» Problem details: In full and without deviation, write out the entries that follow.

» Exercise inputs:
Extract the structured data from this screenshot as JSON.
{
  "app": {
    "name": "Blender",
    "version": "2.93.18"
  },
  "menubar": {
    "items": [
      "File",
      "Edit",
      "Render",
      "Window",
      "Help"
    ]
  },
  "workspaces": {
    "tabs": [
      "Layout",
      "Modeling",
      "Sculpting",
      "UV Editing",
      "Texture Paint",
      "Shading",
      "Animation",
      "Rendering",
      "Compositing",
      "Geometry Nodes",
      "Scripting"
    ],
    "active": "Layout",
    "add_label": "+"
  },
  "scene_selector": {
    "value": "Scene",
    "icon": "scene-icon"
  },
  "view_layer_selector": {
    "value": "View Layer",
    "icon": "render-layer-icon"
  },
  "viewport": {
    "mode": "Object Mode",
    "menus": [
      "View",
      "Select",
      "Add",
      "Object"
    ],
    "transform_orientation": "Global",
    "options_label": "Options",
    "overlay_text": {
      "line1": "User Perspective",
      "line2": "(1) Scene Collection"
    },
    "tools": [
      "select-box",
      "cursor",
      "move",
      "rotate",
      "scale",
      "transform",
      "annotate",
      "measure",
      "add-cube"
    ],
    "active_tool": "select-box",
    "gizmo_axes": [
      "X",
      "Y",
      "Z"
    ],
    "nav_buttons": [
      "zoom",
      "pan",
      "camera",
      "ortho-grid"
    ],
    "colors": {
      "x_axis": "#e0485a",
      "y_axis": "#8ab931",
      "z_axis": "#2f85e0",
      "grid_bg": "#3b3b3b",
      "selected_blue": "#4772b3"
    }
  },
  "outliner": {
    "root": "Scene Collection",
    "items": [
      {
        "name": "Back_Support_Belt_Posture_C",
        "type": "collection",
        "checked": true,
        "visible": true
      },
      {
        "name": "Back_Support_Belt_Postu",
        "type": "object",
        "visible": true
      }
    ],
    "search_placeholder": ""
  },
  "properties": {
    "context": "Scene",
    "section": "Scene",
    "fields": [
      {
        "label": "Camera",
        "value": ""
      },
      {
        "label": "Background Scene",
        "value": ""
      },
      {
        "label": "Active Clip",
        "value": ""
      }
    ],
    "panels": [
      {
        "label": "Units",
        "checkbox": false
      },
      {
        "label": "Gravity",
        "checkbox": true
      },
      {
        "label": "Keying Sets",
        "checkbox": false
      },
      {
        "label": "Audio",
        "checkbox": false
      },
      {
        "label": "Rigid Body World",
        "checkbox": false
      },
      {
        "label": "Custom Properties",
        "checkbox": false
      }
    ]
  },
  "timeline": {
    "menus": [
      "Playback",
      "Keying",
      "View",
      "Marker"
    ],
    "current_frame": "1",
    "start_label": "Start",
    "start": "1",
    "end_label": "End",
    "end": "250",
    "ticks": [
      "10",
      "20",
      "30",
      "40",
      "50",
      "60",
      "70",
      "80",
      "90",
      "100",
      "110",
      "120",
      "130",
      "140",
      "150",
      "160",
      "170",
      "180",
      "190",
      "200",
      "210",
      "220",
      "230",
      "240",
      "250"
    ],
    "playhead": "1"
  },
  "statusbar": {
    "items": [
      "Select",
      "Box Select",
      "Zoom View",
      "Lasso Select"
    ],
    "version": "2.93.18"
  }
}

» Task answer:
Extract the structured data from this screenshot as JSON.
{
  "app": {
    "name": "Blender",
    "version": "2.93.18"
  },
  "menubar": {
    "items": [
      "File",
      "Edit",
      "Render",
      "Window",
      "Help"
    ]
  },
  "workspaces": {
    "tabs": [
      "Layout",
      "Modeling",
      "Sculpting",
      "UV Editing",
      "Texture Paint",
      "Shading",
      "Animation",
      "Rendering",
      "Compositing",
      "Geometry Nodes",
      "Scripting"
    ],
    "active": "Layout",
    "add_label": "+"
  },
  "scene_selector": {
    "value": "Scene",
    "icon": "scene-icon"
  },
  "view_layer_selector": {
    "value": "View Layer",
    "icon": "render-layer-icon"
  },
  "viewport": {
    "mode": "Object Mode",
    "menus": [
      "View",
      "Select",
      "Add",
      "Object"
    ],
    "transform_orientation": "Global",
    "options_label": "Options",
    "overlay_text": {
      "line1": "User Perspective",
      "line2": "(1) Scene Collection"
    },
    "tools": [
      "select-box",
      "cursor",
      "move",
      "rotate",
      "scale",
      "transform",
      "annotate",
      "measure",
      "add-cube"
    ],
    "active_tool": "select-box",
    "gizmo_axes": [
      "X",
      "Y",
      "Z"
    ],
    "nav_buttons": [
      "zoom",
      "pan",
      "camera",
      "ortho-grid"
    ],
    "colors": {
      "x_axis": "#e0485a",
      "y_axis": "#8ab931",
      "z_axis": "#2f85e0",
      "grid_bg": "#3b3b3b",
      "selected_blue": "#4772b3"
    }
  },
  "outliner": {
    "root": "Scene Collection",
    "items": [
      {
        "name": "Back_Support_Belt_Posture_C",
        "type": "collection",
        "checked": true,
        "visible": true
      },
      {
        "name": "Back_Support_Belt_Postu",
        "type": "object",
        "visible": true
      }
    ],
    "search_placeholder": ""
  },
  "properties": {
    "context": "Scene",
    "section": "Scene",
    "fields": [
      {
        "label": "Camera",
        "value": ""
      },
      {
        "label": "Background Scene",
        "value": ""
      },
      {
        "label": "Active Clip",
        "value": ""
      }
    ],
    "panels": [
      {
        "label": "Units",
        "checkbox": false
      },
      {
        "label": "Gravity",
        "checkbox": true
      },
      {
        "label": "Keying Sets",
        "checkbox": false
      },
      {
        "label": "Audio",
        "checkbox": false
      },
      {
        "label": "Rigid Body World",
        "checkbox": false
      },
      {
        "label": "Custom Properties",
        "checkbox": false
      }
    ]
  },
  "timeline": {
    "menus": [
      "Playback",
      "Keying",
      "View",
      "Marker"
    ],
    "current_frame": "1",
    "start_label": "Start",
    "start": "1",
    "end_label": "End",
    "end": "250",
    "ticks": [
      "10",
      "20",
      "30",
      "40",
      "50",
      "60",
      "70",
      "80",
      "90",
      "100",
      "110",
      "120",
      "130",
      "140",
      "150",
      "160",
      "170",
      "180",
      "190",
      "200",
      "210",
      "220",
      "230",
      "240",
      "250"
    ],
    "playhead": "1"
  },
  "statusbar": {
    "items": [
      "Select",
      "Box Select",
      "Zoom View",
      "Lasso Select"
    ],
    "version": "2.93.18"
  }
}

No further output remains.